╭─ ENTRIES SHOWN

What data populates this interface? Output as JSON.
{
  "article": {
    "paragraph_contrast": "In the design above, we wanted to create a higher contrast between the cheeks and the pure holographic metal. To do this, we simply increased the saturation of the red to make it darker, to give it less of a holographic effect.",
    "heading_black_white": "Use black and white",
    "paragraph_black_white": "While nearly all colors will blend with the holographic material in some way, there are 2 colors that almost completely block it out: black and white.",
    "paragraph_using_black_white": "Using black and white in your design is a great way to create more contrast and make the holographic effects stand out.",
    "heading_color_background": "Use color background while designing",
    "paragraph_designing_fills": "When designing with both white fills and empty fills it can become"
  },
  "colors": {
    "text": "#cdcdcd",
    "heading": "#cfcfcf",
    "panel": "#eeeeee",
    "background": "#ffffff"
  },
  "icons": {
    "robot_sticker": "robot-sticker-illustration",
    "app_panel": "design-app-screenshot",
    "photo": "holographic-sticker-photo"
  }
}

╰─
╭─ ENTRIES SHOWN

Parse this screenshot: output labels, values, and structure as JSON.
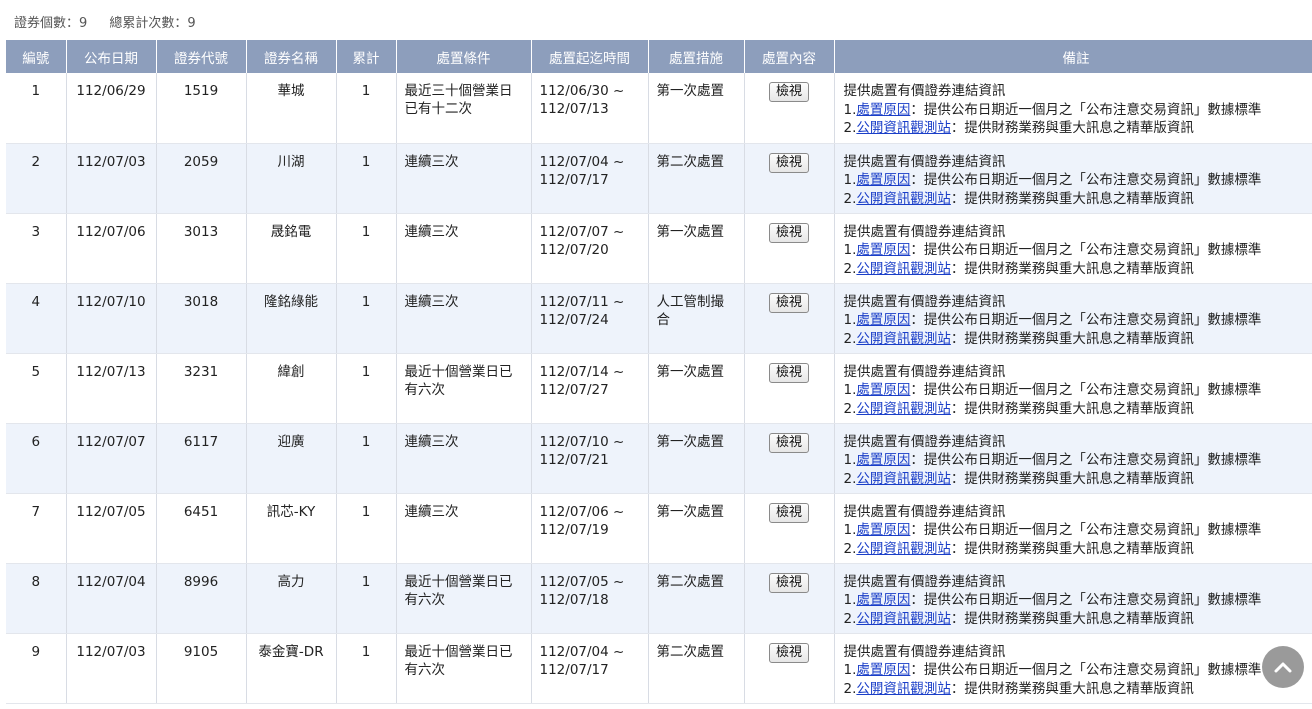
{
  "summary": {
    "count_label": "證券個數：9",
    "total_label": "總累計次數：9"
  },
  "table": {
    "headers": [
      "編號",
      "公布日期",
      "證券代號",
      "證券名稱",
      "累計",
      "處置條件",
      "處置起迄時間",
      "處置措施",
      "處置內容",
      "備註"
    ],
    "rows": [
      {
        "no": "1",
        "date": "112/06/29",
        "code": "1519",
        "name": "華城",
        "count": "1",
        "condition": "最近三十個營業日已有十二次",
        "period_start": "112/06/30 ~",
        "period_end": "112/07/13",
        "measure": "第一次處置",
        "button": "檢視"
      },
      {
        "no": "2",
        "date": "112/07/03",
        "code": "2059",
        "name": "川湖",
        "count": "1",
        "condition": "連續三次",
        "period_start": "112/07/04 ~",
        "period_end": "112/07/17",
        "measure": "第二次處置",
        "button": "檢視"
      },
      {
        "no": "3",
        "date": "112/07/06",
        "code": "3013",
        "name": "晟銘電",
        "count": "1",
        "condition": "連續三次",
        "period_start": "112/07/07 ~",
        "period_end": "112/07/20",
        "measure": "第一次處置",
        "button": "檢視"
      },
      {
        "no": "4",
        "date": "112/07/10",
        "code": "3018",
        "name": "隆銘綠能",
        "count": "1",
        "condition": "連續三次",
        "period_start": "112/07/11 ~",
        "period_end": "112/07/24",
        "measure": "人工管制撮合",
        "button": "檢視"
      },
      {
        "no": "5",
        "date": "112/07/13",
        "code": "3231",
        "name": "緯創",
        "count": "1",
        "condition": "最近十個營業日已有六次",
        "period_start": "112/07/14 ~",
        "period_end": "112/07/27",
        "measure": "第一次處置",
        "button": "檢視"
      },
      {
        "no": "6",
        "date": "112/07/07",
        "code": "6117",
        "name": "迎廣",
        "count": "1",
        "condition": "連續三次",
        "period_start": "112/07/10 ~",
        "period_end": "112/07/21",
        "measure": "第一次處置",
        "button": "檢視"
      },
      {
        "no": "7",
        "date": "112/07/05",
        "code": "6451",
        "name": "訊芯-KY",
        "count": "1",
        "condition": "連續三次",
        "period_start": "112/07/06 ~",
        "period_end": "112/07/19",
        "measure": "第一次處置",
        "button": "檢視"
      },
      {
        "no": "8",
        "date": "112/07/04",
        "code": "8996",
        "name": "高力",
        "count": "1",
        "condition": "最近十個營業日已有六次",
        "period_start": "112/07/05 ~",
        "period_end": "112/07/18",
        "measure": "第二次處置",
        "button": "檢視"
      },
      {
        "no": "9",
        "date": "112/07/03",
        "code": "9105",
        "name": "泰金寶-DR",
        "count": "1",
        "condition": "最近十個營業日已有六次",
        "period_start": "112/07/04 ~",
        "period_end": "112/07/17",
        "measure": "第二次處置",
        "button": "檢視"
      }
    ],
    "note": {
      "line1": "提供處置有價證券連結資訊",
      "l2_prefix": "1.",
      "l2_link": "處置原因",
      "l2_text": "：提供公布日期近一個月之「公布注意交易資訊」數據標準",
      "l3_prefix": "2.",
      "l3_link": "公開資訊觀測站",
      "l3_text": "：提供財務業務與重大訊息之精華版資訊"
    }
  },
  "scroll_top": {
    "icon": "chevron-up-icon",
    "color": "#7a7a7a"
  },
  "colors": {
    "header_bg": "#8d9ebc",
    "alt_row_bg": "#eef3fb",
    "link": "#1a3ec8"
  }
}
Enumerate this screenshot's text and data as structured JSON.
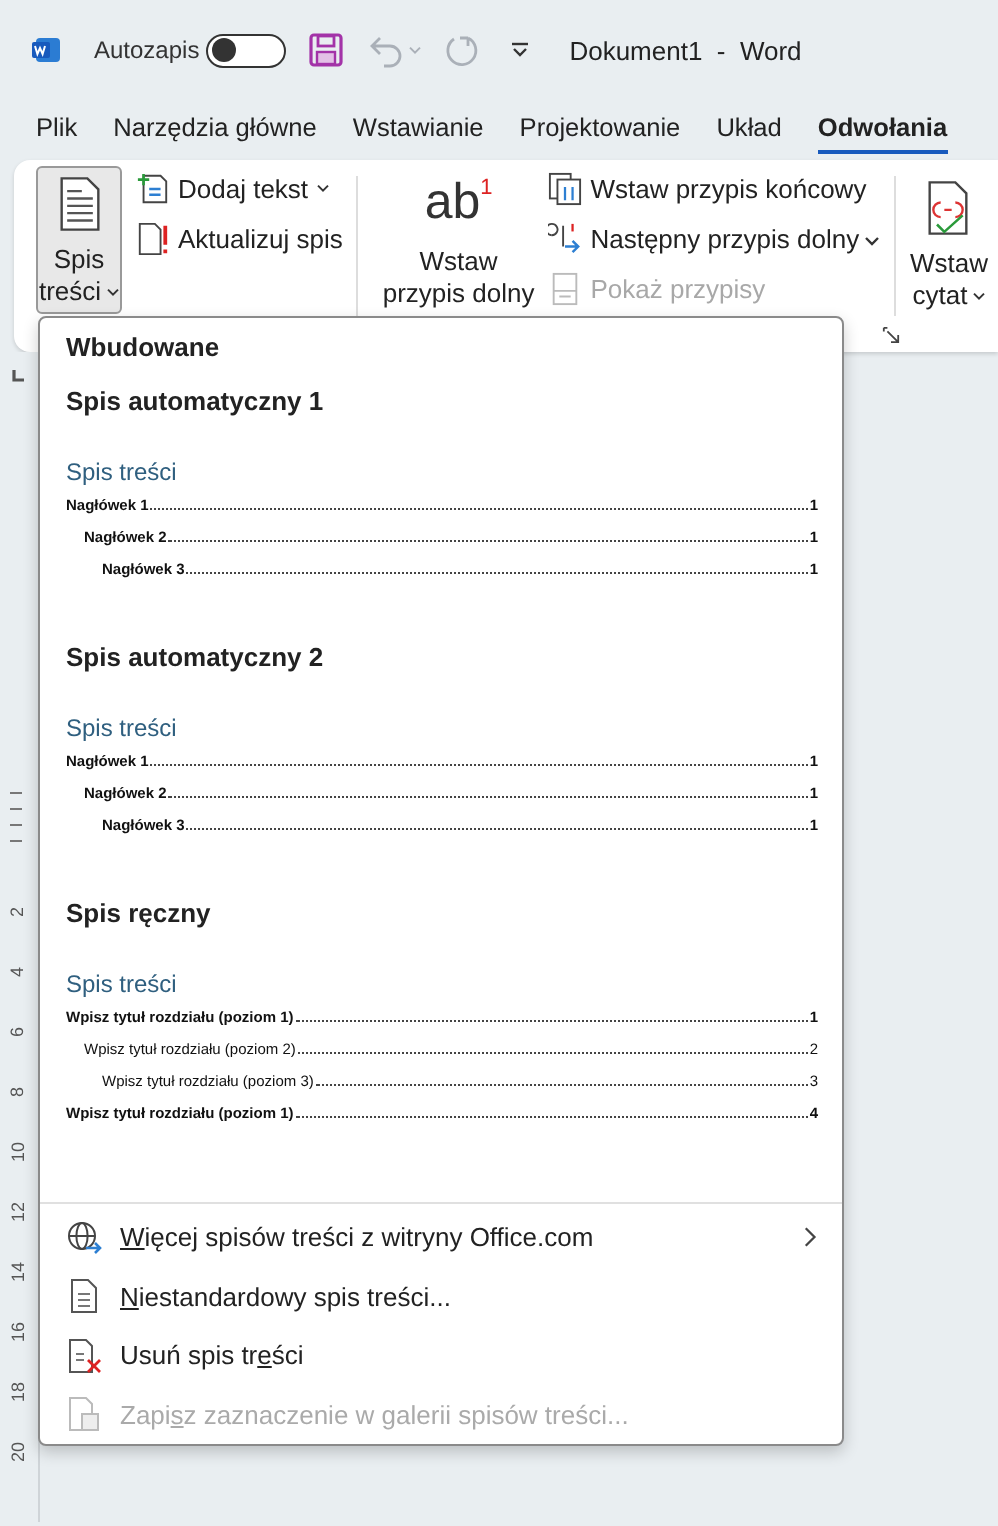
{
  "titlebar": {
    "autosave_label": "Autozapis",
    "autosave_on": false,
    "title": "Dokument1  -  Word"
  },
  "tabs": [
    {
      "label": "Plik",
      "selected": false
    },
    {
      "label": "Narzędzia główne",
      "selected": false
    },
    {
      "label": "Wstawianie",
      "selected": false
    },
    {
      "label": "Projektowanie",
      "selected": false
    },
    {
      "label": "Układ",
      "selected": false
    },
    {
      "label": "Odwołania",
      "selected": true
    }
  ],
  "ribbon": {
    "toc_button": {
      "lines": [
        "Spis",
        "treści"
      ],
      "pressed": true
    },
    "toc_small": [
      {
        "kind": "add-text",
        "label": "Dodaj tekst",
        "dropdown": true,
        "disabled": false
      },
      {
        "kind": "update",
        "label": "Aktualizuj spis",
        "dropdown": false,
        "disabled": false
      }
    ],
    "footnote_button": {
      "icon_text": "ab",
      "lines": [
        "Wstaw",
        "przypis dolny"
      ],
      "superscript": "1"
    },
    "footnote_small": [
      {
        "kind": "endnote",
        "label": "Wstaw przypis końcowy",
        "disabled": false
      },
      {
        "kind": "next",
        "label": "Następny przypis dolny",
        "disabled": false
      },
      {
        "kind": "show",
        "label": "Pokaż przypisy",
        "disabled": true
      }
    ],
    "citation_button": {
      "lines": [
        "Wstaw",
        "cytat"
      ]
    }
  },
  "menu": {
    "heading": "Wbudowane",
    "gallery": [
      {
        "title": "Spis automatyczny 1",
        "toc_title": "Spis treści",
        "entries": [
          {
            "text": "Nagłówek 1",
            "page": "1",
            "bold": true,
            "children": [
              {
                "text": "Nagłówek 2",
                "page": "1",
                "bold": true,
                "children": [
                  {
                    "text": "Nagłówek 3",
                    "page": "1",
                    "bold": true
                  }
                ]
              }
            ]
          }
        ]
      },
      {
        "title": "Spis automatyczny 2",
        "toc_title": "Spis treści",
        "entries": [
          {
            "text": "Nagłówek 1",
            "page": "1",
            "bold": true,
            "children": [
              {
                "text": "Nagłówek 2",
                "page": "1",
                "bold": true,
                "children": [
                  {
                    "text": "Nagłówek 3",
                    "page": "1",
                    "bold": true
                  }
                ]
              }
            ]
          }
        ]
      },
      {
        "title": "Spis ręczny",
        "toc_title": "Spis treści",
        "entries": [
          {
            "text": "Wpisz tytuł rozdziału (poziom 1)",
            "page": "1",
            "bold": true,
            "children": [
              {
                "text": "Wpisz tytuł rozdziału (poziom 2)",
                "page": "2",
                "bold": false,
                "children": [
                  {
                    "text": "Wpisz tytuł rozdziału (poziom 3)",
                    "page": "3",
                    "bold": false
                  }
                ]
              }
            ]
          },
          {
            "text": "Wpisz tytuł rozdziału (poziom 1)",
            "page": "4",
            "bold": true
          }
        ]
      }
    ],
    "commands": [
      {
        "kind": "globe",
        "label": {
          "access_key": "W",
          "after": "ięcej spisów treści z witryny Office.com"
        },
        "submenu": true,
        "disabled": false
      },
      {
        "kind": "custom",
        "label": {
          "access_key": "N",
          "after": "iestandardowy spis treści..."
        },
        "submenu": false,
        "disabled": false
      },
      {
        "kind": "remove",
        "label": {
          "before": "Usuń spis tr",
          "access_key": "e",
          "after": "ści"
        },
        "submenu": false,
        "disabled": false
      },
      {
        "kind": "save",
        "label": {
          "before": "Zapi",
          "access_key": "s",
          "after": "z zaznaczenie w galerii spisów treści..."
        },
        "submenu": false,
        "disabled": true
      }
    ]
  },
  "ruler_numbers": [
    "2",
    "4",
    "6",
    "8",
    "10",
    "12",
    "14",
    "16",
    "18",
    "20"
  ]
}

╰─
╭─ ENTRIES SHOWN

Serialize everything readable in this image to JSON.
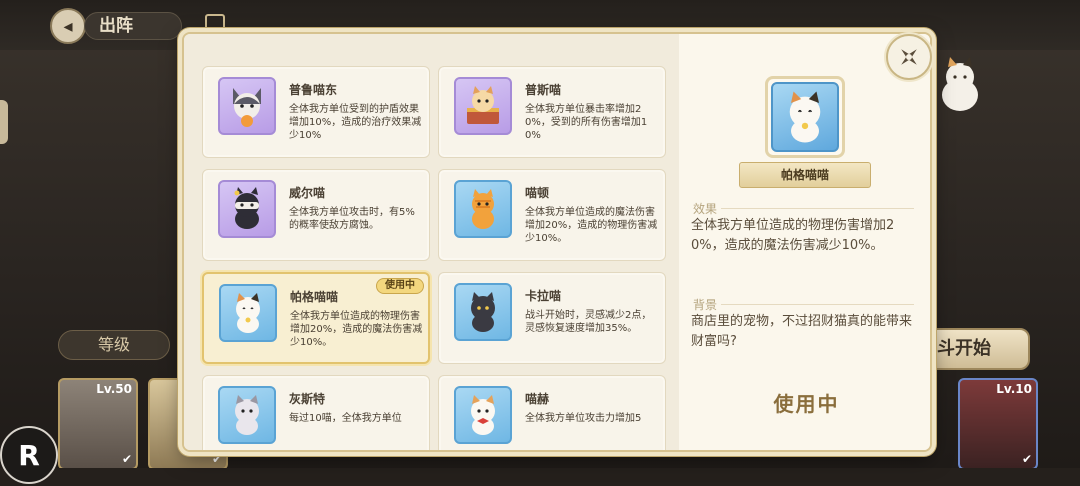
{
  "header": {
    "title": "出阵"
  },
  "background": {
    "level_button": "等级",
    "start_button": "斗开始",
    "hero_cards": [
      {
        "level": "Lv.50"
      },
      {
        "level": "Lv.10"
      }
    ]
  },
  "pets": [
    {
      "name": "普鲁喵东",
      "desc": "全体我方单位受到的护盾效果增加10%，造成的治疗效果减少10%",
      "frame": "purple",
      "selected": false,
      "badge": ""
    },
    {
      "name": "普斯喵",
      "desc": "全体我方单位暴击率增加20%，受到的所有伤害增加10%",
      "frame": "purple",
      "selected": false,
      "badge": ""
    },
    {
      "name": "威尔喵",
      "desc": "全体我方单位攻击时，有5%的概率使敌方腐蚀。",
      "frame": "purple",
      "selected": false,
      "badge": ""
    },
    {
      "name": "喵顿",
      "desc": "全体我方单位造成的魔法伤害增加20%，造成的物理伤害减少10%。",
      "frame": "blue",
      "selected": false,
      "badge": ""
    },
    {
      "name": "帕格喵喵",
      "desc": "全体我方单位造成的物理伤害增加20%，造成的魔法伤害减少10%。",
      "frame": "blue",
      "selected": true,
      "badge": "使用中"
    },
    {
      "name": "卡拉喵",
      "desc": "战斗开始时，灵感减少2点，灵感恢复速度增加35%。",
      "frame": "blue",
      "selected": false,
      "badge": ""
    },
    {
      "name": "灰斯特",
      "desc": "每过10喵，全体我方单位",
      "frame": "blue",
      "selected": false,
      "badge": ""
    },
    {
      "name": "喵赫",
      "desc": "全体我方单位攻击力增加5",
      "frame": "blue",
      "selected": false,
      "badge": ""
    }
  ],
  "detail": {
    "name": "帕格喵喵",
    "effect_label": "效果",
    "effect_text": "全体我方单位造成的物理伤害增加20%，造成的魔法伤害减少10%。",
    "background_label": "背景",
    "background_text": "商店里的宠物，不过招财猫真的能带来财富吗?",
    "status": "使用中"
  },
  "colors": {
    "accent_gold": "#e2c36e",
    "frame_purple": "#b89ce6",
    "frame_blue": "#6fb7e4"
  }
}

╰─

== OBJECTIVE ==
Extract every line from the records above that contains the word "black".

== SOLUTION TO THE EXERCISE ==
    "heading_black_white": "Use black and white",
    "paragraph_black_white": "While nearly all colors will blend with the holographic material in some way, there are 2 colors that almost completely block it out: black and white.",
    "paragraph_using_black_white": "Using black and white in your design is a great way to create more contrast and make the holographic effects stand out.",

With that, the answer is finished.